◆ Problem description ◆
Skip the pictures. Reproduce all other material exactly.

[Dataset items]
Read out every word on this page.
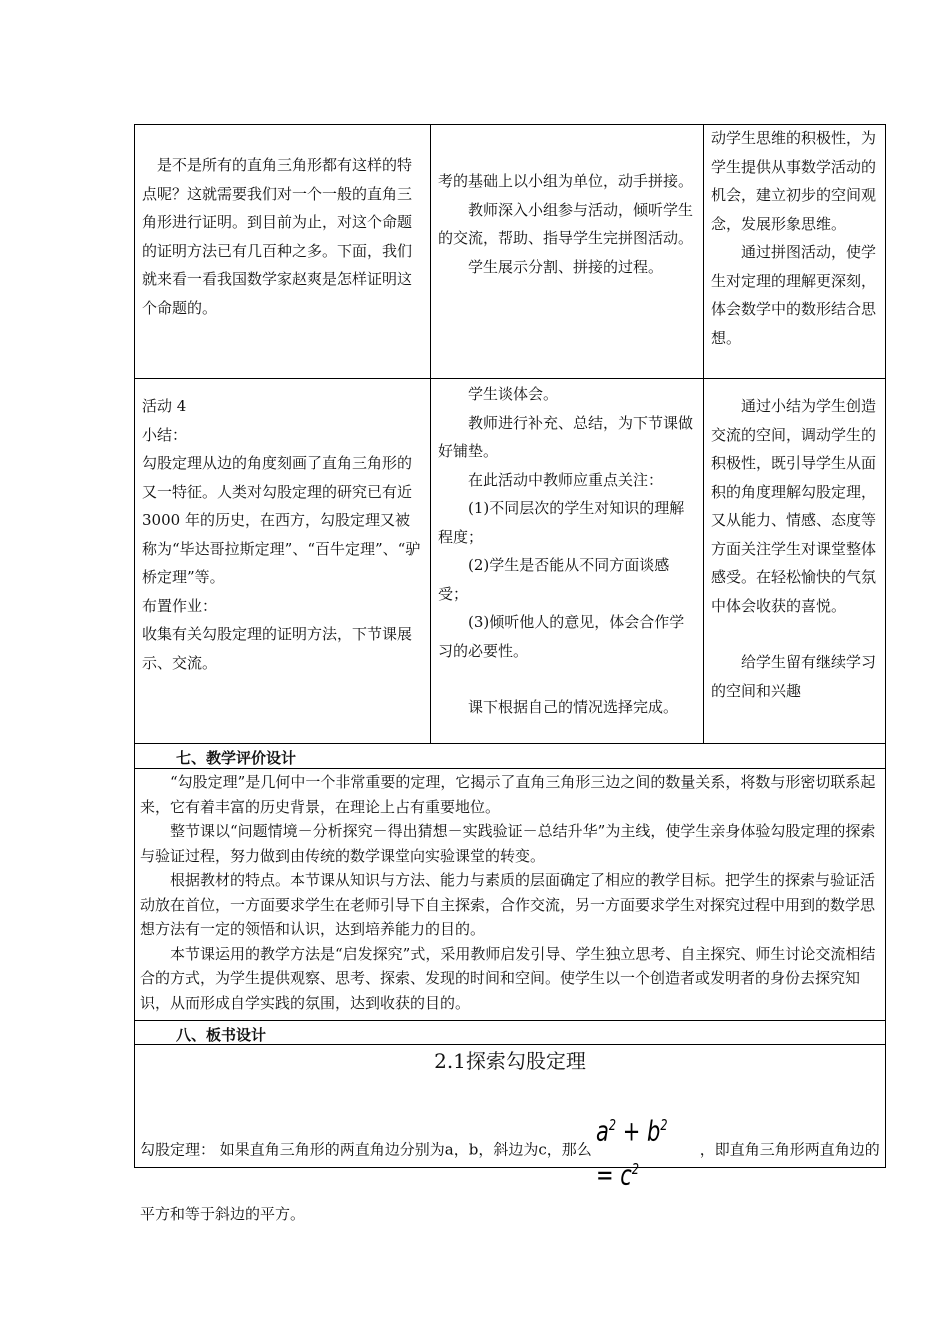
是不是所有的直角三角形都有这样的特点呢？这就需要我们对一个一般的直角三角形进行证明。到目前为止，对这个命题的证明方法已有几百种之多。下面，我们就来看一看我国数学家赵爽是怎样证明这个命题的。

考的基础上以小组为单位，动手拼接。

教师深入小组参与活动，倾听学生的交流，帮助、指导学生完拼图活动。

学生展示分割、拼接的过程。

动学生思维的积极性，为学生提供从事数学活动的机会，建立初步的空间观念，发展形象思维。

通过拼图活动，使学生对定理的理解更深刻，体会数学中的数形结合思想。

活动 4

小结：

勾股定理从边的角度刻画了直角三角形的又一特征。人类对勾股定理的研究已有近 3000 年的历史，在西方，勾股定理又被称为“毕达哥拉斯定理”、“百牛定理”、“驴桥定理”等。

布置作业：

收集有关勾股定理的证明方法，下节课展示、交流。

学生谈体会。

教师进行补充、总结，为下节课做好铺垫。

在此活动中教师应重点关注：

(1)不同层次的学生对知识的理解程度；

(2)学生是否能从不同方面谈感受；

(3)倾听他人的意见，体会合作学习的必要性。

课下根据自己的情况选择完成。

通过小结为学生创造交流的空间，调动学生的积极性，既引导学生从面积的角度理解勾股定理，又从能力、情感、态度等方面关注学生对课堂整体感受。在轻松愉快的气氛中体会收获的喜悦。

给学生留有继续学习的空间和兴趣

七、教学评价设计

“勾股定理”是几何中一个非常重要的定理，它揭示了直角三角形三边之间的数量关系，将数与形密切联系起来，它有着丰富的历史背景，在理论上占有重要地位。

整节课以“问题情境－分析探究－得出猜想－实践验证－总结升华”为主线，使学生亲身体验勾股定理的探索与验证过程，努力做到由传统的数学课堂向实验课堂的转变。

根据教材的特点。本节课从知识与方法、能力与素质的层面确定了相应的教学目标。把学生的探索与验证活动放在首位，一方面要求学生在老师引导下自主探索，合作交流，另一方面要求学生对探究过程中用到的数学思想方法有一定的领悟和认识，达到培养能力的目的。

本节课运用的教学方法是“启发探究”式，采用教师启发引导、学生独立思考、自主探究、师生讨论交流相结合的方式，为学生提供观察、思考、探索、发现的时间和空间。使学生以一个创造者或发明者的身份去探究知识，从而形成自学实践的氛围，达到收获的目的。

八、板书设计
2.1探索勾股定理
勾股定理： 如果直角三角形的两直角边分别为a，b，斜边为c，那么$a^2 + b^2 = c^2$，即直角三角形两直角边的平方和等于斜边的平方。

◆ Solution for this task ◆
Read out every word on this page.
是不是所有的直角三角形都有这样的特点呢？这就需要我们对一个一般的直角三角形进行证明。到目前为止，对这个命题的证明方法已有几百种之多。下面，我们就来看一看我国数学家赵爽是怎样证明这个命题的。

考的基础上以小组为单位，动手拼接。

教师深入小组参与活动，倾听学生的交流，帮助、指导学生完拼图活动。

学生展示分割、拼接的过程。

动学生思维的积极性，为学生提供从事数学活动的机会，建立初步的空间观念，发展形象思维。

通过拼图活动，使学生对定理的理解更深刻，体会数学中的数形结合思想。

活动 4

小结：

勾股定理从边的角度刻画了直角三角形的又一特征。人类对勾股定理的研究已有近 3000 年的历史，在西方，勾股定理又被称为“毕达哥拉斯定理”、“百牛定理”、“驴桥定理”等。

布置作业：

收集有关勾股定理的证明方法，下节课展示、交流。

学生谈体会。

教师进行补充、总结，为下节课做好铺垫。

在此活动中教师应重点关注：

(1)不同层次的学生对知识的理解程度；

(2)学生是否能从不同方面谈感受；

(3)倾听他人的意见，体会合作学习的必要性。

课下根据自己的情况选择完成。

通过小结为学生创造交流的空间，调动学生的积极性，既引导学生从面积的角度理解勾股定理，又从能力、情感、态度等方面关注学生对课堂整体感受。在轻松愉快的气氛中体会收获的喜悦。

给学生留有继续学习的空间和兴趣

七、教学评价设计

“勾股定理”是几何中一个非常重要的定理，它揭示了直角三角形三边之间的数量关系，将数与形密切联系起来，它有着丰富的历史背景，在理论上占有重要地位。

整节课以“问题情境－分析探究－得出猜想－实践验证－总结升华”为主线，使学生亲身体验勾股定理的探索与验证过程，努力做到由传统的数学课堂向实验课堂的转变。

根据教材的特点。本节课从知识与方法、能力与素质的层面确定了相应的教学目标。把学生的探索与验证活动放在首位，一方面要求学生在老师引导下自主探索，合作交流，另一方面要求学生对探究过程中用到的数学思想方法有一定的领悟和认识，达到培养能力的目的。

本节课运用的教学方法是“启发探究”式，采用教师启发引导、学生独立思考、自主探究、师生讨论交流相结合的方式，为学生提供观察、思考、探索、发现的时间和空间。使学生以一个创造者或发明者的身份去探究知识，从而形成自学实践的氛围，达到收获的目的。

八、板书设计
2.1探索勾股定理
勾股定理： 如果直角三角形的两直角边分别为a，b，斜边为c，那么$a^2 + b^2 = c^2$，即直角三角形两直角边的平方和等于斜边的平方。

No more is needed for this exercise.